The Valley (!) of the Temples and sea to sea

After a pleasant breakfast on a sunny terrace at the BnB with views up to the top of the old town and out to sea, I set off for Selinunte, the amazing archeological site just ten minutes from the centre of Agrigento. I noted as I went to the car, that inverted umbrella displays were not the sole prerogative of Valdepeñas where I’d first seen streets full of them a few years back.

As you approach the main entrance this magnificent ruin dominates the hill – yes hill – in front of you.

The Temple of Juno Lacinia built between 460 and 430 BCE

I wanted to stop the car to shoot it from a distance but the stream of visitors’ vehicles would not permit that. Just believe me it’s a breathtaking moment, like first seeing downtown Boston from the I-93 or the City of London from the M11. There was chaos at Gate V so I carried on to a gate at the other end of the site where there was no access, for no specified reason. I was told to return to Gate V. There was less chaos by now and I was able to park under a shady olive tree, buy my ticket and trudge up the hill. It is steep and it’s definitely not a valley. There are lots of useful information boards in Italian, English and French and the site goes on for a long distance from this eastern end along a ridge towards the sea. It is quite stunning.

This first temple of Juno is obviously a ruin and as I walk along the hill/ridge I pass burial chambers and evidence of multi-cultural appropriation. The Romans desecrated the Greek buildings and remade them. The Arabs had a go too and finally the Christians took over and the original worship of Gods various and Nature were subsumed by the dominant faith. Original fortifications became burial sites since they thought they were safe from invasion. I was reminded of the triple-whammy of Empuries in Spain where the Carthaginian original settlement was successively taken over by Greeks and Romans all with their own ideas of what’s to do with the place.

The task: In the Valley of the Temples post, between which years was the Temple of Juno Lacinia built? The records come from a separate source, not from the Valley of the Temples post.

Information provided:
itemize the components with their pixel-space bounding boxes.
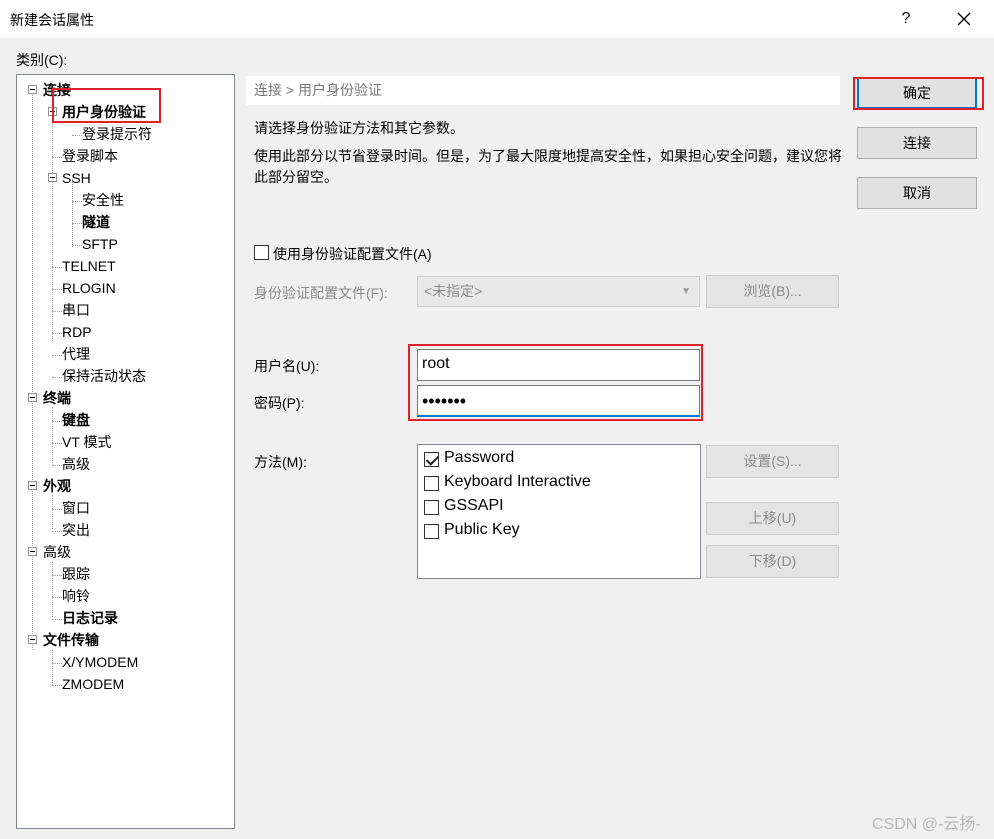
move-down-button: 下移(D) — [706, 545, 839, 578]
watermark: CSDN @-云扬- — [872, 816, 981, 833]
tree-item-sftp[interactable]: SFTP — [82, 234, 118, 254]
profile-file-select-value: <未指定> — [424, 283, 483, 299]
profile-file-label: 身份验证配置文件(F): — [254, 285, 388, 301]
tree-item-trace[interactable]: 跟踪 — [62, 564, 90, 584]
connect-button[interactable]: 连接 — [857, 127, 977, 159]
tree-item-window[interactable]: 窗口 — [62, 498, 90, 518]
expander-icon[interactable] — [28, 635, 37, 644]
tree-item-terminal-advanced[interactable]: 高级 — [62, 454, 90, 474]
tree-item-logging[interactable]: 日志记录 — [62, 608, 118, 628]
tree-item-highlight[interactable]: 突出 — [62, 520, 90, 540]
category-tree[interactable]: 连接 用户身份验证 登录提示符 登录脚本 SSH 安全性 隧道 SFTP TEL… — [16, 74, 235, 829]
tree-item-login-prompt[interactable]: 登录提示符 — [82, 124, 152, 144]
title-bar: 新建会话属性 ? — [0, 0, 994, 38]
profile-file-select: <未指定> ▼ — [417, 276, 700, 307]
category-label: 类别(C): — [16, 52, 68, 68]
tree-item-ssh[interactable]: SSH — [62, 168, 91, 188]
breadcrumb: 连接 > 用户身份验证 — [246, 76, 840, 105]
tree-item-proxy[interactable]: 代理 — [62, 344, 90, 364]
expander-icon[interactable] — [28, 481, 37, 490]
method-keyboard-interactive-label[interactable]: Keyboard Interactive — [444, 473, 591, 491]
tree-item-tunnel[interactable]: 隧道 — [82, 212, 110, 232]
annotation-highlight-credentials — [408, 344, 703, 421]
method-gssapi-label[interactable]: GSSAPI — [444, 497, 504, 515]
method-list[interactable]: Password Keyboard Interactive GSSAPI Pub… — [417, 444, 701, 579]
tree-item-advanced[interactable]: 高级 — [43, 542, 71, 562]
tree-item-xymodem[interactable]: X/YMODEM — [62, 652, 138, 672]
use-profile-label[interactable]: 使用身份验证配置文件(A) — [273, 244, 432, 264]
expander-icon[interactable] — [28, 547, 37, 556]
method-label: 方法(M): — [254, 454, 307, 470]
expander-icon[interactable] — [28, 85, 37, 94]
tree-item-security[interactable]: 安全性 — [82, 190, 124, 210]
tree-item-vt-mode[interactable]: VT 模式 — [62, 432, 112, 452]
chevron-down-icon: ▼ — [681, 286, 691, 297]
tree-item-file-transfer[interactable]: 文件传输 — [43, 630, 99, 650]
password-label: 密码(P): — [254, 395, 305, 411]
tree-item-rdp[interactable]: RDP — [62, 322, 92, 342]
close-icon — [957, 12, 971, 26]
use-profile-checkbox[interactable] — [254, 245, 269, 260]
tree-item-terminal[interactable]: 终端 — [43, 388, 71, 408]
method-password-label[interactable]: Password — [444, 449, 514, 467]
username-label: 用户名(U): — [254, 358, 320, 374]
browse-button: 浏览(B)... — [706, 275, 839, 308]
description-note: 使用此部分以节省登录时间。但是，为了最大限度地提高安全性，如果担心安全问题，建议… — [254, 148, 842, 185]
method-public-key-label[interactable]: Public Key — [444, 521, 520, 539]
move-up-button: 上移(U) — [706, 502, 839, 535]
method-password-checkbox[interactable] — [424, 452, 439, 467]
tree-item-keepalive[interactable]: 保持活动状态 — [62, 366, 146, 386]
tree-item-serial[interactable]: 串口 — [62, 300, 90, 320]
tree-item-zmodem[interactable]: ZMODEM — [62, 674, 124, 694]
tree-item-appearance[interactable]: 外观 — [43, 476, 71, 496]
expander-icon[interactable] — [28, 393, 37, 402]
expander-icon[interactable] — [48, 173, 57, 182]
close-button[interactable] — [942, 4, 986, 34]
description-text: 请选择身份验证方法和其它参数。 — [254, 120, 464, 136]
window-title: 新建会话属性 — [10, 12, 94, 28]
tree-item-rlogin[interactable]: RLOGIN — [62, 278, 116, 298]
method-gssapi-checkbox[interactable] — [424, 500, 439, 515]
tree-item-bell[interactable]: 响铃 — [62, 586, 90, 606]
annotation-highlight-tree — [52, 88, 161, 123]
tree-item-login-script[interactable]: 登录脚本 — [62, 146, 118, 166]
tree-item-keyboard[interactable]: 键盘 — [62, 410, 90, 430]
tree-item-telnet[interactable]: TELNET — [62, 256, 116, 276]
settings-button: 设置(S)... — [706, 445, 839, 478]
help-button[interactable]: ? — [886, 4, 926, 34]
annotation-highlight-ok — [853, 77, 984, 110]
method-public-key-checkbox[interactable] — [424, 524, 439, 539]
method-keyboard-interactive-checkbox[interactable] — [424, 476, 439, 491]
cancel-button[interactable]: 取消 — [857, 177, 977, 209]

Exercise result: Between 460 and 430 BCE.